- [Exercise] Scan the listing that follows and report how many lines contain "Maximum". Write the number alone.
====================
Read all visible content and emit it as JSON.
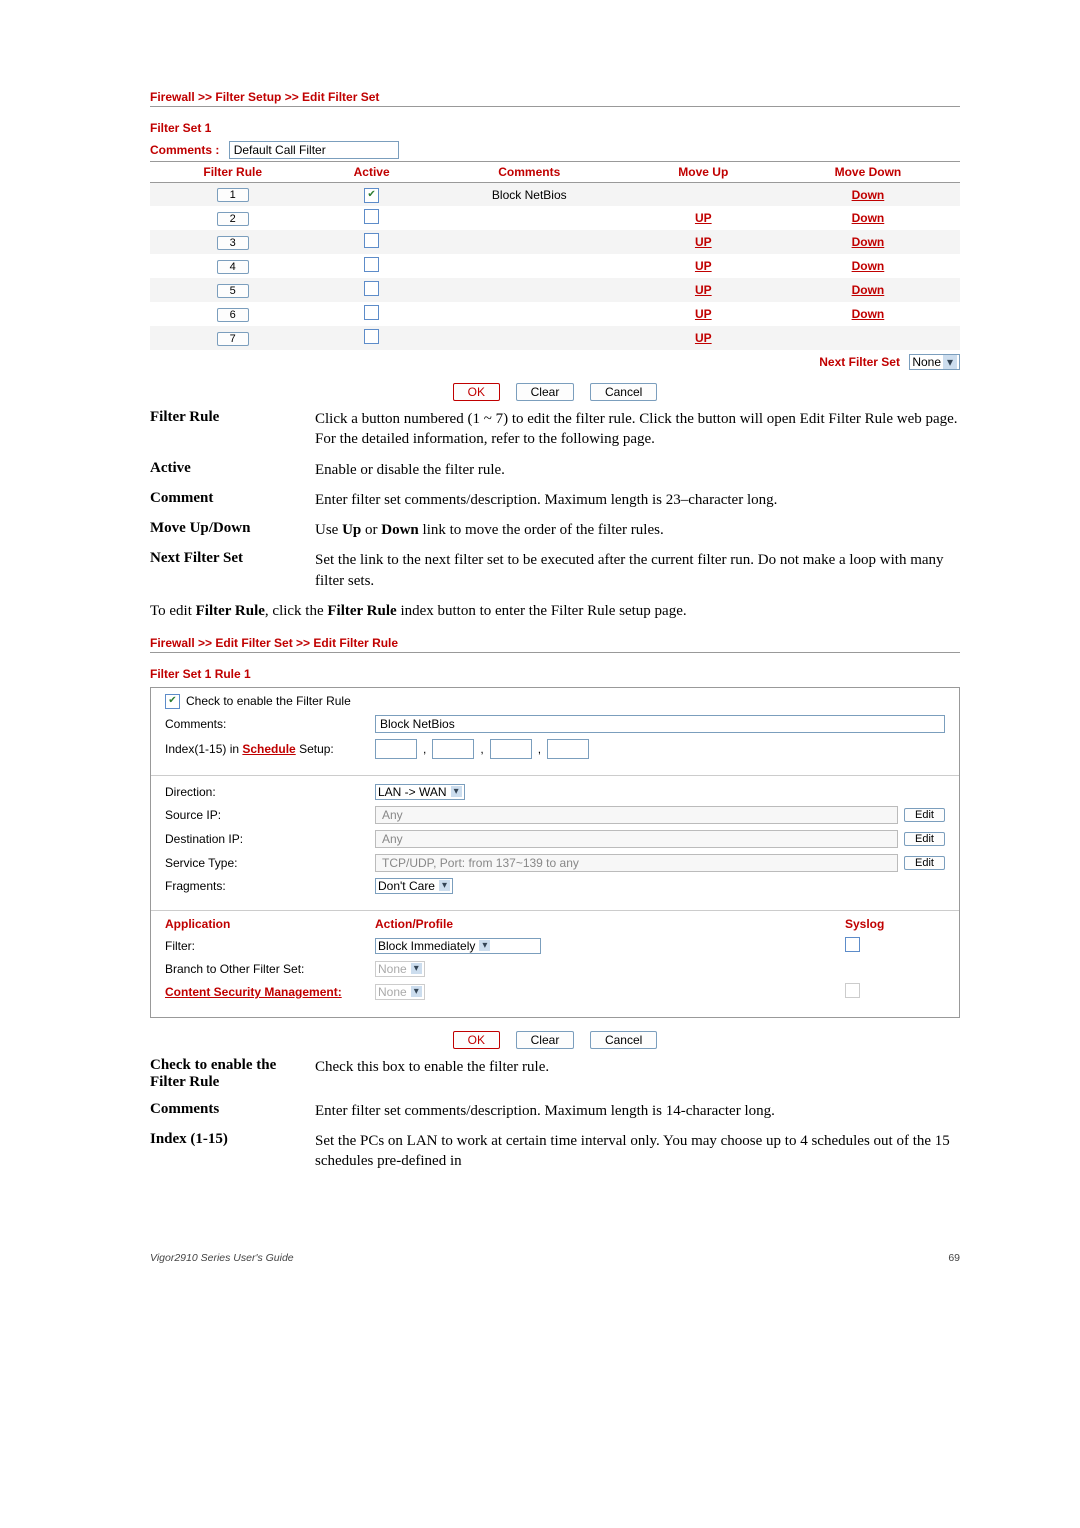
{
  "breadcrumb1": "Firewall >> Filter Setup >> Edit Filter Set",
  "filter_set_label": "Filter Set 1",
  "comments_label": "Comments :",
  "comments_value": "Default Call Filter",
  "table1": {
    "headers": {
      "filter_rule": "Filter Rule",
      "active": "Active",
      "comments": "Comments",
      "move_up": "Move Up",
      "move_down": "Move Down"
    },
    "rows": [
      {
        "n": "1",
        "active": true,
        "comment": "Block NetBios",
        "up": "",
        "down": "Down"
      },
      {
        "n": "2",
        "active": false,
        "comment": "",
        "up": "UP",
        "down": "Down"
      },
      {
        "n": "3",
        "active": false,
        "comment": "",
        "up": "UP",
        "down": "Down"
      },
      {
        "n": "4",
        "active": false,
        "comment": "",
        "up": "UP",
        "down": "Down"
      },
      {
        "n": "5",
        "active": false,
        "comment": "",
        "up": "UP",
        "down": "Down"
      },
      {
        "n": "6",
        "active": false,
        "comment": "",
        "up": "UP",
        "down": "Down"
      },
      {
        "n": "7",
        "active": false,
        "comment": "",
        "up": "UP",
        "down": ""
      }
    ],
    "next_filter_label": "Next Filter Set",
    "next_filter_value": "None"
  },
  "btns": {
    "ok": "OK",
    "clear": "Clear",
    "cancel": "Cancel"
  },
  "defs1": [
    {
      "term": "Filter Rule",
      "desc": "Click a button numbered (1 ~ 7) to edit the filter rule. Click the button will open Edit Filter Rule web page. For the detailed information, refer to the following page."
    },
    {
      "term": "Active",
      "desc": "Enable or disable the filter rule."
    },
    {
      "term": "Comment",
      "desc": "Enter filter set comments/description. Maximum length is 23–character long."
    },
    {
      "term": "Move Up/Down",
      "desc_html": "Use <b>Up</b> or <b>Down</b> link to move the order of the filter rules."
    },
    {
      "term": "Next Filter Set",
      "desc": "Set the link to the next filter set to be executed after the current filter run. Do not make a loop with many filter sets."
    }
  ],
  "body_text": "To edit <b>Filter Rule</b>, click the <b>Filter Rule</b> index button to enter the Filter Rule setup page.",
  "breadcrumb2": "Firewall >> Edit Filter Set >> Edit Filter Rule",
  "rule_box": {
    "title": "Filter Set 1 Rule 1",
    "enable_label": "Check to enable the Filter Rule",
    "comments_label": "Comments:",
    "comments_value": "Block NetBios",
    "index_label_pre": "Index(1-15) in ",
    "index_link": "Schedule",
    "index_label_post": " Setup:",
    "direction_label": "Direction:",
    "direction_value": "LAN -> WAN",
    "source_ip_label": "Source IP:",
    "source_ip_value": "Any",
    "dest_ip_label": "Destination IP:",
    "dest_ip_value": "Any",
    "service_label": "Service Type:",
    "service_value": "TCP/UDP, Port: from 137~139 to any",
    "fragments_label": "Fragments:",
    "fragments_value": "Don't Care",
    "edit_label": "Edit",
    "app_head": {
      "application": "Application",
      "action": "Action/Profile",
      "syslog": "Syslog"
    },
    "filter_label": "Filter:",
    "filter_value": "Block Immediately",
    "branch_label": "Branch to Other Filter Set:",
    "branch_value": "None",
    "csm_label": "Content Security Management:",
    "csm_value": "None"
  },
  "defs2": [
    {
      "term": "Check to enable the Filter Rule",
      "desc": "Check this box to enable the filter rule."
    },
    {
      "term": "Comments",
      "desc": "Enter filter set comments/description. Maximum length is 14-character long."
    },
    {
      "term": "Index (1-15)",
      "desc": "Set the PCs on LAN to work at certain time interval only. You may choose up to 4 schedules out of the 15 schedules pre-defined in"
    }
  ],
  "footer_left": "Vigor2910 Series User's Guide",
  "footer_right": "69"
}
====================
- [Solution] 2